Start of Material for this exercise

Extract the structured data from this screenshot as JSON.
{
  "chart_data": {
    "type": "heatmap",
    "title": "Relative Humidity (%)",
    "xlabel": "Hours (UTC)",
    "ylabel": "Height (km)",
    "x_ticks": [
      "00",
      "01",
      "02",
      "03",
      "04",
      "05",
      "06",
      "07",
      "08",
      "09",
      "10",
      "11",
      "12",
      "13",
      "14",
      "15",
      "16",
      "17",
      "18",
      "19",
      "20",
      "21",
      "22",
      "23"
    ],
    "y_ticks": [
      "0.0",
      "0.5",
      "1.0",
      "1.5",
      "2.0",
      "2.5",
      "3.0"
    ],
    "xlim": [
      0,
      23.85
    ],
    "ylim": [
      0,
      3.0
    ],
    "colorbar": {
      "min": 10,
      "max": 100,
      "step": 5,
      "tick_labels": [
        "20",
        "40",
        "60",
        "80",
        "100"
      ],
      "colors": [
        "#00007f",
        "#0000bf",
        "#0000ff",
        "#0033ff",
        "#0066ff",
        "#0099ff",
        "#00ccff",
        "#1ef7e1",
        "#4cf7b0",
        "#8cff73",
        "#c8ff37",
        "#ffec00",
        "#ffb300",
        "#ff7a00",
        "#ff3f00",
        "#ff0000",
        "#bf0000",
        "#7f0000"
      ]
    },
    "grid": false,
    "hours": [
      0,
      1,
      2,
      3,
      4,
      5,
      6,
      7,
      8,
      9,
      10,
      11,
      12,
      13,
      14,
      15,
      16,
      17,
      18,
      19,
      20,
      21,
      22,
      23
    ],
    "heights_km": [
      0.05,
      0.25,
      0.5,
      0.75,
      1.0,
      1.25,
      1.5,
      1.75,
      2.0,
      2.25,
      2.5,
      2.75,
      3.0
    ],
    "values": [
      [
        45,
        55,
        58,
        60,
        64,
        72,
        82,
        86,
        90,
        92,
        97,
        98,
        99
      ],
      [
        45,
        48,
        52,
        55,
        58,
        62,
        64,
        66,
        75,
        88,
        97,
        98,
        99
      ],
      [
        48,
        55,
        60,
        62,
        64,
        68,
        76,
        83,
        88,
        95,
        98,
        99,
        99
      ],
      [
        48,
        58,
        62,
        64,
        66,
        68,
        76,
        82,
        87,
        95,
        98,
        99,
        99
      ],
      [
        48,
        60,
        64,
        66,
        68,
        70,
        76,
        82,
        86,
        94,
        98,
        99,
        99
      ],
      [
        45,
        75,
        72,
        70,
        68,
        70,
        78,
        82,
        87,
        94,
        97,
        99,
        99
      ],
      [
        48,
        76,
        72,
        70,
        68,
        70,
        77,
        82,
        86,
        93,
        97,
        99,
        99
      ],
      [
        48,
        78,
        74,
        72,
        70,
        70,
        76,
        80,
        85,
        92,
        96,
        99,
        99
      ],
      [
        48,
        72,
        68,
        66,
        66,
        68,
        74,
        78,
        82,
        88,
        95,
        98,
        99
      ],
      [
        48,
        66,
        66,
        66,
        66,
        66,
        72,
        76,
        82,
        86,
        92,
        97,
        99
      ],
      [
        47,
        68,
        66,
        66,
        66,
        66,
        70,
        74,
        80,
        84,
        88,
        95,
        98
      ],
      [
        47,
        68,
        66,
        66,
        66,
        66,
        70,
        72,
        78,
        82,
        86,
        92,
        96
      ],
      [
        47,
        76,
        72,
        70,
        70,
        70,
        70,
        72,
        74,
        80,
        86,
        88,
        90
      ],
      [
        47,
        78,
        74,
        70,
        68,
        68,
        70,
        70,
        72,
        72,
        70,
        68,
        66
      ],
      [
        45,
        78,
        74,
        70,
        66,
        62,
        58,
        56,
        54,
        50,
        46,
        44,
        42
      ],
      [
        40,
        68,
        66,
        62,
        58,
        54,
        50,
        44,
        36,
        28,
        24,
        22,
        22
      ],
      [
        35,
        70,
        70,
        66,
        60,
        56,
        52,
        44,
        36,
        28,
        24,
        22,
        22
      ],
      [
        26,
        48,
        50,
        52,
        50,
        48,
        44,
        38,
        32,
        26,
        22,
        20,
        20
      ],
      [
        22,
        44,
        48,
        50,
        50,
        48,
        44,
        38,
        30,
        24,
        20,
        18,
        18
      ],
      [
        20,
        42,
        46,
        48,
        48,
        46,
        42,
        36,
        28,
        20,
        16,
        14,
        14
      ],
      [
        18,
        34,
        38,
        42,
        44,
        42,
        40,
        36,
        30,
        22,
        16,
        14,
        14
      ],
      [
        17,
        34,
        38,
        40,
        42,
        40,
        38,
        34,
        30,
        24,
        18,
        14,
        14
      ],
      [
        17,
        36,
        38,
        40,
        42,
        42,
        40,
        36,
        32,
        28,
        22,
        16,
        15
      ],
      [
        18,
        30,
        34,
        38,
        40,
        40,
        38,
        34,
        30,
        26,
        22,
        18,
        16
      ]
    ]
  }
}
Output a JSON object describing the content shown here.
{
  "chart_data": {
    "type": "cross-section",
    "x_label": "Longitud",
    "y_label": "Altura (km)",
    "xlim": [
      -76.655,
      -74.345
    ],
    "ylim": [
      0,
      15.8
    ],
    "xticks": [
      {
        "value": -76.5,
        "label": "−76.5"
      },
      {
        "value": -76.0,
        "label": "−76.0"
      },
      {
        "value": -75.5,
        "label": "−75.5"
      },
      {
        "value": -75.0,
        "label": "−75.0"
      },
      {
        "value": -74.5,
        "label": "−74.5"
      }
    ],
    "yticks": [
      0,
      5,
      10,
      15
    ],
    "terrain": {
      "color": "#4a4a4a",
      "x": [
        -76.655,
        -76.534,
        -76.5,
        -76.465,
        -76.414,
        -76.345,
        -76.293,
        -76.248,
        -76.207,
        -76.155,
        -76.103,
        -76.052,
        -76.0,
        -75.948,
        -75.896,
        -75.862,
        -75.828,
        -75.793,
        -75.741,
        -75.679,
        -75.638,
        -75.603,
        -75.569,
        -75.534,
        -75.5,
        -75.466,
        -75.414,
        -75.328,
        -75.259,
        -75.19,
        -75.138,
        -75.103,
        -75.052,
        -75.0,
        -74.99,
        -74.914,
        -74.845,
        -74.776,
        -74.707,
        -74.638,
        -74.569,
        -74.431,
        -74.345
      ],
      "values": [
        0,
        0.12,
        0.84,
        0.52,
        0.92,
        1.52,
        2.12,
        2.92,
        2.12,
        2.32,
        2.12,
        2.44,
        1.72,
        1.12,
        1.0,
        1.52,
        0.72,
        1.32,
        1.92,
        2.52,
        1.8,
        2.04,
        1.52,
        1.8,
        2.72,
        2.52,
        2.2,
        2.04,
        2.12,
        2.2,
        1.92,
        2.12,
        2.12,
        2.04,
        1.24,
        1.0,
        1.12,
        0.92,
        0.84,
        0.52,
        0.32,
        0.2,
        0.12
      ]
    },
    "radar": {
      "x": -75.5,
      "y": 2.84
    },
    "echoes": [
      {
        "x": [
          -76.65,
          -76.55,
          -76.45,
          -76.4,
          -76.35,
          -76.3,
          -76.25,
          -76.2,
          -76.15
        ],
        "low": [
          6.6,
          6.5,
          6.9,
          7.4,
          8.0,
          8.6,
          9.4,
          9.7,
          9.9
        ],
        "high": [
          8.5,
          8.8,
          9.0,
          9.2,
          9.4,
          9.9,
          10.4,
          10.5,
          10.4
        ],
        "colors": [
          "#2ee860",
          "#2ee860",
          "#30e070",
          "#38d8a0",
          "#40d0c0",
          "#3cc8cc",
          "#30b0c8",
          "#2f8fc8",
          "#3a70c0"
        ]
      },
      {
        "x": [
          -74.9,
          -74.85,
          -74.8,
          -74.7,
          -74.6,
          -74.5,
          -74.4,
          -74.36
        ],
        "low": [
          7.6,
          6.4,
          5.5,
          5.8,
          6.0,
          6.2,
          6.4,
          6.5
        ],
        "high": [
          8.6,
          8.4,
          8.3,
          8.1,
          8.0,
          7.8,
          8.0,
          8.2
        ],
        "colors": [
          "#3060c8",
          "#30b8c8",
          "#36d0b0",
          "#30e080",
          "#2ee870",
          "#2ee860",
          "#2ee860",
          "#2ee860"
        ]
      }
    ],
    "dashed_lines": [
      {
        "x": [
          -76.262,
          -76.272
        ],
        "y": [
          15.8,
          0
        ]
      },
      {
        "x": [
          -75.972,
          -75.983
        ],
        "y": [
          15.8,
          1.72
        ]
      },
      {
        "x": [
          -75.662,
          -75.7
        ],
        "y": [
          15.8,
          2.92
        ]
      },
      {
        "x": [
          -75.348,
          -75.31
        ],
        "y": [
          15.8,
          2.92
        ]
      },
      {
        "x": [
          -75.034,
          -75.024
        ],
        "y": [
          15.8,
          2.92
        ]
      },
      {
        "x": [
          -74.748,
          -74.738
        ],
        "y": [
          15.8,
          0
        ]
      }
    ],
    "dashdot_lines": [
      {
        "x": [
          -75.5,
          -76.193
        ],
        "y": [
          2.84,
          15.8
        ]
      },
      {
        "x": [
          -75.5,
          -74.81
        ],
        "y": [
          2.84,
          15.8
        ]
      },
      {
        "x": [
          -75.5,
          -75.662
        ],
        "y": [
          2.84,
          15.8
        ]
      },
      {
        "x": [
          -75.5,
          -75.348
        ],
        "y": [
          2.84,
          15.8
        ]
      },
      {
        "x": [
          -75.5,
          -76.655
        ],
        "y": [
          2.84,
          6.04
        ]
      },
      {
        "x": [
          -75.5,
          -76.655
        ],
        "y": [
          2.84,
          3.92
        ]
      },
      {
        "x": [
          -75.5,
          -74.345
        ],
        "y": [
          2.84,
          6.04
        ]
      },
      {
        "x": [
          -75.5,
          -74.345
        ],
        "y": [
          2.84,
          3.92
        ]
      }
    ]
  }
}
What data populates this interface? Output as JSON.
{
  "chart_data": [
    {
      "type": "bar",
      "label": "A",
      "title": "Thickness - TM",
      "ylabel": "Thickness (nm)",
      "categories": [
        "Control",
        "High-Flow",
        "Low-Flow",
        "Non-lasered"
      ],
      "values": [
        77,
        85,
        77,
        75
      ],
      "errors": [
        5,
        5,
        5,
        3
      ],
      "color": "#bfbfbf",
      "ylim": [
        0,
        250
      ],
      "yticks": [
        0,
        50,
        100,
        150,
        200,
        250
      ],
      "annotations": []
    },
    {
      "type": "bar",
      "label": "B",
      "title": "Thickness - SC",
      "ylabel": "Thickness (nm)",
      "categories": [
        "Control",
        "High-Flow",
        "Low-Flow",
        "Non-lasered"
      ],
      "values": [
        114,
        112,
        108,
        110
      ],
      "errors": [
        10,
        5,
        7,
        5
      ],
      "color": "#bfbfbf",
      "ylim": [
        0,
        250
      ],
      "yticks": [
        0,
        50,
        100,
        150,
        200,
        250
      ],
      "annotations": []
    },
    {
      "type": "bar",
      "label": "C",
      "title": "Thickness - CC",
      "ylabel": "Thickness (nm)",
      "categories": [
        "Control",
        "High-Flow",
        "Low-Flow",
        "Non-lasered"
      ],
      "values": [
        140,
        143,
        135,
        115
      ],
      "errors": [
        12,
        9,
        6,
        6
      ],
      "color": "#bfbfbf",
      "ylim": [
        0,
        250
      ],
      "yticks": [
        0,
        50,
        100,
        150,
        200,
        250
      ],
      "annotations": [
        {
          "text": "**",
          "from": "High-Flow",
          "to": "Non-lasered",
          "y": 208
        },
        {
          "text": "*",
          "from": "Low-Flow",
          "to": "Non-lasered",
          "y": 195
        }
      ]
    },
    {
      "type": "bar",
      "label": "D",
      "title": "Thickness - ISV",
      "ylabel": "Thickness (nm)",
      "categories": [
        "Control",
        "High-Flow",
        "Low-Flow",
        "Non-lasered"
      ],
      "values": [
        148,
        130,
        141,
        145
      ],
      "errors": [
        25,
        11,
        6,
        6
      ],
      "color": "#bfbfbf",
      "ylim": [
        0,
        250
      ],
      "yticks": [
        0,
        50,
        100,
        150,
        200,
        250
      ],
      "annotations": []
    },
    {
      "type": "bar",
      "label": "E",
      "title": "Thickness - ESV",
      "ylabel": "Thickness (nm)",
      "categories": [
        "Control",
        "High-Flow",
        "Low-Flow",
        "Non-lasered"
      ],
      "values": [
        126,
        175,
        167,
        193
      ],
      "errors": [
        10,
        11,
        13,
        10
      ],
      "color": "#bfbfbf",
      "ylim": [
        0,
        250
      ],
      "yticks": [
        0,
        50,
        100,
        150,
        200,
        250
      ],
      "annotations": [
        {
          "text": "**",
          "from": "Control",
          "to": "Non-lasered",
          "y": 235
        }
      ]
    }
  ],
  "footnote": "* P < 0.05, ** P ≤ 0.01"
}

End of Material for this exercise

Where a line of the material above holds the string "title", copy that line.

    "title": "Relative Humidity (%)",
      "title": "Thickness - TM",
      "title": "Thickness - SC",
      "title": "Thickness - CC",
      "title": "Thickness - ISV",
      "title": "Thickness - ESV",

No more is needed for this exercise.